* Start *
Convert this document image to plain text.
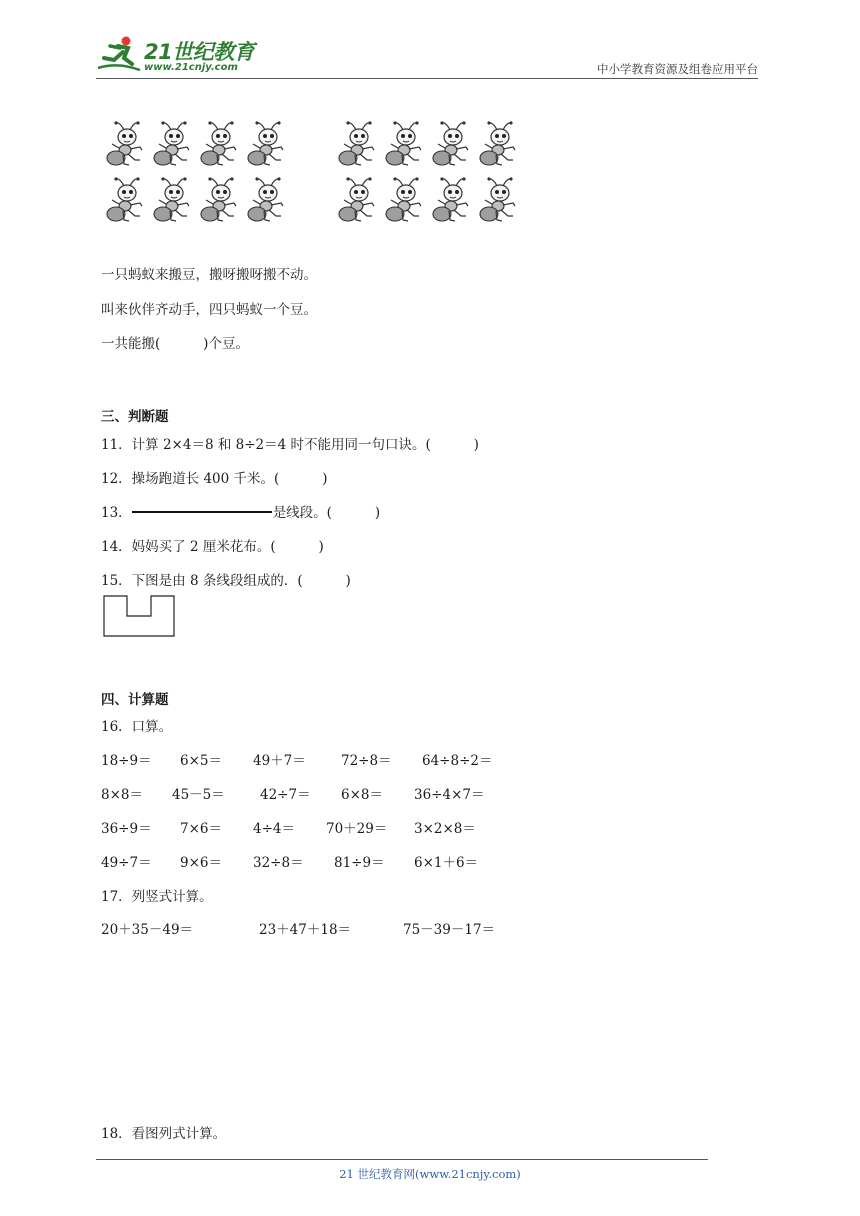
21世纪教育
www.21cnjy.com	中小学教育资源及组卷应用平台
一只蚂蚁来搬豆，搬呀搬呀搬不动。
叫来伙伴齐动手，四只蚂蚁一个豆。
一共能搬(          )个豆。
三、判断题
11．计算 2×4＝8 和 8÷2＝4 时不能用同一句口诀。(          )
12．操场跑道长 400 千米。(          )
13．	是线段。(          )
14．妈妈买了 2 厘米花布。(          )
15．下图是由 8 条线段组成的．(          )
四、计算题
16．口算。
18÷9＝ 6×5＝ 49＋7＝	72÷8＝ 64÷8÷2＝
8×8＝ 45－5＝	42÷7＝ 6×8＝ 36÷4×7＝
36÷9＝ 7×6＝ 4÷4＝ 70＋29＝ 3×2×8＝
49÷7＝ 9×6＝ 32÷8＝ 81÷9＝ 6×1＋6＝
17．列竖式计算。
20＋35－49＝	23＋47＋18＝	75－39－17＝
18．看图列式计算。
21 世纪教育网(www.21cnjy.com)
* End *
- _Exercise description_
Make a verbatim copy of all the entries and strip out the pictures.

- _Result of the task_
Convert this document image to plain text.
21世纪教育
www.21cnjy.com	中小学教育资源及组卷应用平台
一只蚂蚁来搬豆，搬呀搬呀搬不动。
叫来伙伴齐动手，四只蚂蚁一个豆。
一共能搬(          )个豆。
三、判断题
11．计算 2×4＝8 和 8÷2＝4 时不能用同一句口诀。(          )
12．操场跑道长 400 千米。(          )
13．	是线段。(          )
14．妈妈买了 2 厘米花布。(          )
15．下图是由 8 条线段组成的．(          )
四、计算题
16．口算。
18÷9＝ 6×5＝ 49＋7＝	72÷8＝ 64÷8÷2＝
8×8＝ 45－5＝	42÷7＝ 6×8＝ 36÷4×7＝
36÷9＝ 7×6＝ 4÷4＝ 70＋29＝ 3×2×8＝
49÷7＝ 9×6＝ 32÷8＝ 81÷9＝ 6×1＋6＝
17．列竖式计算。
20＋35－49＝	23＋47＋18＝	75－39－17＝
18．看图列式计算。
21 世纪教育网(www.21cnjy.com)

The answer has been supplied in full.